EXERCISE PROMPT:
In the notes on practical issues in training deep networks, which converges faster, Adam or AdaGrad?
[[ SELECTED EXCERPT, beginning ]]
More models and mxnet implementation will be released in the extended version.

Practical Issues

In this section we select some discussions from my emails and issues to share.

Note: 2 advanced discussions about overfitting of adam and performance gain of DNNs are presented in the extended version. You are welcomed to discuss relavant problems through issues or emails.

1. Sparse Regularization (L2)

L2 is fundamental in controlling over-fitting. For sparse input, we suggest sparse regularization, i.e. we only regularize on activated weights/neurons. Traditional L2 regularization penalizes all parameters $\Vert w\Vert$, $w = [w_1, \dots, w_n]$ even though some inputs are zero $x_i = 0$, which means every parameter $w_i$ will have a non-zero gradient for every training example $x$. Sparse regularization instead penalizes on non-zero terms, $\Vert xw \Vert$.

2. Initialization

Initializing weights with small random numbers is always promising in Deep Learning. Usually we use uniform or normal distribution around 0. An empirical choice is to set the distribution variance near $\sqrt{(1/n)}$ where n is the input dimension. Another choice is xavier, for uniform distribution, xavier uses $\sqrt{(3/node_i)}$, $\sqrt{(3/node_o)}$, or $\sqrt{(6/(node_i+node_o))}$ as the upper/lower bound. This is to keep unit variance among different layers.

3. Learning Rate

For deep neural networks with a lot of parameters, large learning rate always causes divergence. Usually sgd with small learning rate has promising performance, however converges slow. For extremely sparse input, adaptive learning rate converges much faster, e.g. AdaGrad, Adam, FTRL, etc. This blog compares most of adaptive algorithms. Even though adaptive algorithms speed up and sometimes jump out of local minimum, there is no guarantee for better generalization performance. To sum up, Adam and AdaGrad are good choices. Adam converges faster than AdaGrad, but is also easier to overfit.

4. Data Processing

Usually you need to build a feature map to convert categorical data into one-hot representation. These features usually follow a long-tailed distribution, resulting in extremely large feature space, e.g. IP address. A simple way is to remove those low frequency features by a threshold, which will dramatically reduce the input dimension without much decrease of performance.

For unbalance dataset, a typical positive/negative ratio is 0.1% - 1%, and Facebook has published a paper discussing negative down sampling. Negative down-sampling can speed up training, as well as reduce dimension, but requires calibration in some cases.
[[ SELECTED EXCERPT, end ]]
[[ ENTRIES PROVIDED, beginning ]]
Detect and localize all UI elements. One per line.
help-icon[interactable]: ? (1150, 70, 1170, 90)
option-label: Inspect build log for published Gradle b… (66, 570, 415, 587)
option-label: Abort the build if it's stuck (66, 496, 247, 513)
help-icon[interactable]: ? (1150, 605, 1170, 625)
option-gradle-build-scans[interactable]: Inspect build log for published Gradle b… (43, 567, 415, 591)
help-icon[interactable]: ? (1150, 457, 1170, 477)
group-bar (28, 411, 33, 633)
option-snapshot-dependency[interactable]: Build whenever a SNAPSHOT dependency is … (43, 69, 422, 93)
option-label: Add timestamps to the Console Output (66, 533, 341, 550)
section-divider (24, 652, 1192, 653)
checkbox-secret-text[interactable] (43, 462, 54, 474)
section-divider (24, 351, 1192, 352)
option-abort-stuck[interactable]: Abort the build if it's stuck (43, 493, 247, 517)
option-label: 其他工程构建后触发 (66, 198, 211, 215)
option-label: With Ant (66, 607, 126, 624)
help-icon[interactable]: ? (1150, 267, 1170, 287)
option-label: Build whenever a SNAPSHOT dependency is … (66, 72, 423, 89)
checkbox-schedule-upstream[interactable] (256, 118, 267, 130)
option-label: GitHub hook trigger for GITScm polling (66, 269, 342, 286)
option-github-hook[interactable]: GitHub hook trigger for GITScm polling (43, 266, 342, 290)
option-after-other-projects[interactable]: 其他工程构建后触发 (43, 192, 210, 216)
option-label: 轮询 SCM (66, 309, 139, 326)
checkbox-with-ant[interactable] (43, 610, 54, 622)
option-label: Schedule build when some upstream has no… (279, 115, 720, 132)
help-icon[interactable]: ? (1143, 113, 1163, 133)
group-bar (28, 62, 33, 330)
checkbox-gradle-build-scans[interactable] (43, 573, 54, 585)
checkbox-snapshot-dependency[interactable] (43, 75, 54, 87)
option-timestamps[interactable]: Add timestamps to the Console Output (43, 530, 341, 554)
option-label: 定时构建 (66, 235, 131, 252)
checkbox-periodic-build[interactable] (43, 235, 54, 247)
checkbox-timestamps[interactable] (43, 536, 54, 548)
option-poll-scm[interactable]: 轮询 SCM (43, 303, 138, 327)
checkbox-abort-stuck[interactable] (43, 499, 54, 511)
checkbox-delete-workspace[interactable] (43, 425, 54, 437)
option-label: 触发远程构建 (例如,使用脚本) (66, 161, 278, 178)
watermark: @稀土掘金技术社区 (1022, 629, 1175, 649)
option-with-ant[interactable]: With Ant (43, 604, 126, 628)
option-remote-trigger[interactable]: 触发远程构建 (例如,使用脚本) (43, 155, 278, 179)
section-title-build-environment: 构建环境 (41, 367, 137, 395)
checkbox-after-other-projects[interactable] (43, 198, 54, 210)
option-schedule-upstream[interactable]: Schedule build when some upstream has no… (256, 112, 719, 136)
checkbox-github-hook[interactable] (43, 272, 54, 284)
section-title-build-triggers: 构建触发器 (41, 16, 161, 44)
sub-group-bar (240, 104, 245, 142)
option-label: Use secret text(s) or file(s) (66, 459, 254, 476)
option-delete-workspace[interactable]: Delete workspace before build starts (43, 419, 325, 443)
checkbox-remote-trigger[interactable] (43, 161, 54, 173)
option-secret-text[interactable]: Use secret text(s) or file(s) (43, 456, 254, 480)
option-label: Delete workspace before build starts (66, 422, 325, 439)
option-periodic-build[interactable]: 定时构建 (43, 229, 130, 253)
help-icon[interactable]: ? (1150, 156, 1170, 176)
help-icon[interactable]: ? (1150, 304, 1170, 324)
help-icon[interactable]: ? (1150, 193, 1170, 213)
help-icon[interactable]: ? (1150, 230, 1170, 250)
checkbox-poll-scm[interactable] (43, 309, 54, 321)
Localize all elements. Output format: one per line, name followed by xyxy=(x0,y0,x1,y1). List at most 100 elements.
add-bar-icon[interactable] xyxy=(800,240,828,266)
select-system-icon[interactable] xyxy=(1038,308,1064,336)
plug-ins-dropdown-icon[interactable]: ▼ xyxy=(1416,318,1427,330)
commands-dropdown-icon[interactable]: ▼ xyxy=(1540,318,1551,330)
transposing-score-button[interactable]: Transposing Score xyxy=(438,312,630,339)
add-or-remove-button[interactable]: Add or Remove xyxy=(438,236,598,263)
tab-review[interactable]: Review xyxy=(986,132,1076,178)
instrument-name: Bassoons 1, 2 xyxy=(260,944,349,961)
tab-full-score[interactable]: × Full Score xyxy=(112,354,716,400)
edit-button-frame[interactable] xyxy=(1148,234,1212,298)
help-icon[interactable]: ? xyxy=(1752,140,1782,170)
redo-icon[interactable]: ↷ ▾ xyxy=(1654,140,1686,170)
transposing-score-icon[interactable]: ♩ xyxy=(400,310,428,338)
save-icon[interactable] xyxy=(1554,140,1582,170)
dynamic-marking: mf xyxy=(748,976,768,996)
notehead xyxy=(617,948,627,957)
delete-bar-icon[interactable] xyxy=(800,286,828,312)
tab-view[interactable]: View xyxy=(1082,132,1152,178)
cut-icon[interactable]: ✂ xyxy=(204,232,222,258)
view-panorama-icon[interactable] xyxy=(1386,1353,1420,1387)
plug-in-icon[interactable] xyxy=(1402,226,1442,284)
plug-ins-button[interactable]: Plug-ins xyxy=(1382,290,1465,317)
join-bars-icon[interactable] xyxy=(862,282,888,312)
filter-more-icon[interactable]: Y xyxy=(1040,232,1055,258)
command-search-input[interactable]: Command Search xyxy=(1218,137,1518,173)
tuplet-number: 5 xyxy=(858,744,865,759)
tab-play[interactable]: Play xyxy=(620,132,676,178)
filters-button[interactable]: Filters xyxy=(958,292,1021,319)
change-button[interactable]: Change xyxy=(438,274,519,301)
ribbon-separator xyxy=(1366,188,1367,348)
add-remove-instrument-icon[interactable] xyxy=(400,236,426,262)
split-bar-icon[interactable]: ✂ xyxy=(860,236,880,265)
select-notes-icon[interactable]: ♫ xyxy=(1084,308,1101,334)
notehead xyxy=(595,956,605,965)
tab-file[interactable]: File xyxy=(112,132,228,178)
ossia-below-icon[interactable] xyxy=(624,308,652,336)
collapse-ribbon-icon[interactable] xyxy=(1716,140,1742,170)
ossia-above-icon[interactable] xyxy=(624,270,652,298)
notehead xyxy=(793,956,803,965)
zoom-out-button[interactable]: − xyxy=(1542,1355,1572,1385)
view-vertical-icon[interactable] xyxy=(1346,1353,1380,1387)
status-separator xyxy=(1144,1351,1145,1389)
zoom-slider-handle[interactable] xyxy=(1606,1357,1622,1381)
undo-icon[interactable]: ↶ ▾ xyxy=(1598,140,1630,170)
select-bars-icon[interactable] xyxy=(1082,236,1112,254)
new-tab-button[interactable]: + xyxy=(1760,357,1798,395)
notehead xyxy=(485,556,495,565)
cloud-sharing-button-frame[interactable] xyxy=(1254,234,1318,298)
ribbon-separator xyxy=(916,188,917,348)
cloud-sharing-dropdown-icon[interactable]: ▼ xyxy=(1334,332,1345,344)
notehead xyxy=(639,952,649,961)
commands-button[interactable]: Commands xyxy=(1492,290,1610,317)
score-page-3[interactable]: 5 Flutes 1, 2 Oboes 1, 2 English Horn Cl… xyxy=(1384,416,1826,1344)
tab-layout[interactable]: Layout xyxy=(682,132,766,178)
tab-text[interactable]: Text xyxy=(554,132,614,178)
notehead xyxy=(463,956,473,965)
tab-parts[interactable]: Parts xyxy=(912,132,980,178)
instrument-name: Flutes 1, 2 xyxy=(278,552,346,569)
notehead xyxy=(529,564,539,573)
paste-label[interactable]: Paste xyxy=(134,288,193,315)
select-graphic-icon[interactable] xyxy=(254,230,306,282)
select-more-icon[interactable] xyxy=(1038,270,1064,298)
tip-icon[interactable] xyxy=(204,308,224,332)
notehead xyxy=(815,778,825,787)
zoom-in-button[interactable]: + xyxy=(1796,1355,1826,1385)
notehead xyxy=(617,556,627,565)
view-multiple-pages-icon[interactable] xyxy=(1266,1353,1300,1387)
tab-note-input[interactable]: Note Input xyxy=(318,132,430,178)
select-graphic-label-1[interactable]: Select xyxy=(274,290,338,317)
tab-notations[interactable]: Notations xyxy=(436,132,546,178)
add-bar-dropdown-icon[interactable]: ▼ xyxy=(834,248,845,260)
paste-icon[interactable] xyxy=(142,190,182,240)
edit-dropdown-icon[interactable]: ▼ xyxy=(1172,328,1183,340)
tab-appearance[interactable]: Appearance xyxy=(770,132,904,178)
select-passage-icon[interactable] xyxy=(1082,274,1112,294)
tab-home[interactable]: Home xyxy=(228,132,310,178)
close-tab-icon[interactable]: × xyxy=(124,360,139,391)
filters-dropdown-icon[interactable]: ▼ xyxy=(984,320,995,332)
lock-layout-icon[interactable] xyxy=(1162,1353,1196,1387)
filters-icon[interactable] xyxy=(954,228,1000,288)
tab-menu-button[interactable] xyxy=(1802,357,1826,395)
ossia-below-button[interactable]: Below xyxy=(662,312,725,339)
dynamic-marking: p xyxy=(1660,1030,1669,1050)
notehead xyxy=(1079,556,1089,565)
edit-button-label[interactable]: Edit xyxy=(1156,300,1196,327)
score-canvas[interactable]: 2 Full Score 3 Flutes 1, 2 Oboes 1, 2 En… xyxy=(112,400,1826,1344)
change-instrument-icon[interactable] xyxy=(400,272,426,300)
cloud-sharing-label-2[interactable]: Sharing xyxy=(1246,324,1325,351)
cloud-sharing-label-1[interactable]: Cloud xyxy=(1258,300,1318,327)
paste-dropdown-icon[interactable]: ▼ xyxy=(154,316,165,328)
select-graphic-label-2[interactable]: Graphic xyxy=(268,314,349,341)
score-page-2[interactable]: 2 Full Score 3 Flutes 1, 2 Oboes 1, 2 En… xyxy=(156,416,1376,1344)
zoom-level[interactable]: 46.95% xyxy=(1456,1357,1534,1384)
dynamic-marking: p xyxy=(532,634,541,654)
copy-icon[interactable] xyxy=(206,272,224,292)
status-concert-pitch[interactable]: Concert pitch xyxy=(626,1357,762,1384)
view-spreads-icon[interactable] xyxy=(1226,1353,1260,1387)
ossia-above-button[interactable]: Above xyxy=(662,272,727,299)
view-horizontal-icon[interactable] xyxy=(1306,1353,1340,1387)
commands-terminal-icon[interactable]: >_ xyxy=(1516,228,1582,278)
[[ ENTRIES PROVIDED, end ]]
FINISHED EXERCISE:
Adam converges faster than AdaGrad.